[Material shown — start]

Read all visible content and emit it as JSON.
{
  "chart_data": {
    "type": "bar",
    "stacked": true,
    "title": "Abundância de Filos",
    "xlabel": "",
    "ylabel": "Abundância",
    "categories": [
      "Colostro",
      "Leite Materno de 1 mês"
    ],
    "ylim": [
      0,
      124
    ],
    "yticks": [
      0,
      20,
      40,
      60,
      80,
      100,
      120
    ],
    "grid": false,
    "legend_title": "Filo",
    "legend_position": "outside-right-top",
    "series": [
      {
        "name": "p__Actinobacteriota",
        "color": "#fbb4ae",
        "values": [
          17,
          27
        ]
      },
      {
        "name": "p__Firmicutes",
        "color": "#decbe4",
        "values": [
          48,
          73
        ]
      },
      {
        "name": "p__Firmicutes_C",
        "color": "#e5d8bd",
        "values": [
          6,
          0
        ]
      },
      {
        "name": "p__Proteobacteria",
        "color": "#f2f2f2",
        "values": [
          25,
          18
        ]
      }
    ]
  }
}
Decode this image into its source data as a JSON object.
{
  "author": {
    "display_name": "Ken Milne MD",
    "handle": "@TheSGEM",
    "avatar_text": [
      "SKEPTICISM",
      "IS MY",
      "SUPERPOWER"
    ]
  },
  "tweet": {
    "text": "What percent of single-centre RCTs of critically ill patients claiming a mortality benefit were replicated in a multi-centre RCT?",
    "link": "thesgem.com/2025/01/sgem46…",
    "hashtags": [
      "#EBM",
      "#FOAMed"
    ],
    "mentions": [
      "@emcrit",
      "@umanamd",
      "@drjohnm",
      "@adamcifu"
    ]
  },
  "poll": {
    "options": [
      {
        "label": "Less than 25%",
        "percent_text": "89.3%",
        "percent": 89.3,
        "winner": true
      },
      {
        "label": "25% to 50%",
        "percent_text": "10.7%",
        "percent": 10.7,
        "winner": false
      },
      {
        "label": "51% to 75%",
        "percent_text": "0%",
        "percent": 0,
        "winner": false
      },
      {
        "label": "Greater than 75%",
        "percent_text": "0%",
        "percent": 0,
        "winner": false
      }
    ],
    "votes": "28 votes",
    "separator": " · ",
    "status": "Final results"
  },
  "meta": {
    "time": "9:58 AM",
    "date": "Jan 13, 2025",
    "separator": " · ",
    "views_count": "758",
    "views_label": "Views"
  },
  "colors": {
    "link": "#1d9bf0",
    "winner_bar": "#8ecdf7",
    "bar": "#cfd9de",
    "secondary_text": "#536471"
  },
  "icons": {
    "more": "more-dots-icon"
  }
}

[Material shown — finish]

→ Task instructions: The entries above should be copied out exactly, with none left out.

→ Written answer:
Read all visible content and emit it as JSON.
{
  "chart_data": {
    "type": "bar",
    "stacked": true,
    "title": "Abundância de Filos",
    "xlabel": "",
    "ylabel": "Abundância",
    "categories": [
      "Colostro",
      "Leite Materno de 1 mês"
    ],
    "ylim": [
      0,
      124
    ],
    "yticks": [
      0,
      20,
      40,
      60,
      80,
      100,
      120
    ],
    "grid": false,
    "legend_title": "Filo",
    "legend_position": "outside-right-top",
    "series": [
      {
        "name": "p__Actinobacteriota",
        "color": "#fbb4ae",
        "values": [
          17,
          27
        ]
      },
      {
        "name": "p__Firmicutes",
        "color": "#decbe4",
        "values": [
          48,
          73
        ]
      },
      {
        "name": "p__Firmicutes_C",
        "color": "#e5d8bd",
        "values": [
          6,
          0
        ]
      },
      {
        "name": "p__Proteobacteria",
        "color": "#f2f2f2",
        "values": [
          25,
          18
        ]
      }
    ]
  }
}
Decode this image into its source data as a JSON object.
{
  "author": {
    "display_name": "Ken Milne MD",
    "handle": "@TheSGEM",
    "avatar_text": [
      "SKEPTICISM",
      "IS MY",
      "SUPERPOWER"
    ]
  },
  "tweet": {
    "text": "What percent of single-centre RCTs of critically ill patients claiming a mortality benefit were replicated in a multi-centre RCT?",
    "link": "thesgem.com/2025/01/sgem46…",
    "hashtags": [
      "#EBM",
      "#FOAMed"
    ],
    "mentions": [
      "@emcrit",
      "@umanamd",
      "@drjohnm",
      "@adamcifu"
    ]
  },
  "poll": {
    "options": [
      {
        "label": "Less than 25%",
        "percent_text": "89.3%",
        "percent": 89.3,
        "winner": true
      },
      {
        "label": "25% to 50%",
        "percent_text": "10.7%",
        "percent": 10.7,
        "winner": false
      },
      {
        "label": "51% to 75%",
        "percent_text": "0%",
        "percent": 0,
        "winner": false
      },
      {
        "label": "Greater than 75%",
        "percent_text": "0%",
        "percent": 0,
        "winner": false
      }
    ],
    "votes": "28 votes",
    "separator": " · ",
    "status": "Final results"
  },
  "meta": {
    "time": "9:58 AM",
    "date": "Jan 13, 2025",
    "separator": " · ",
    "views_count": "758",
    "views_label": "Views"
  },
  "colors": {
    "link": "#1d9bf0",
    "winner_bar": "#8ecdf7",
    "bar": "#cfd9de",
    "secondary_text": "#536471"
  },
  "icons": {
    "more": "more-dots-icon"
  }
}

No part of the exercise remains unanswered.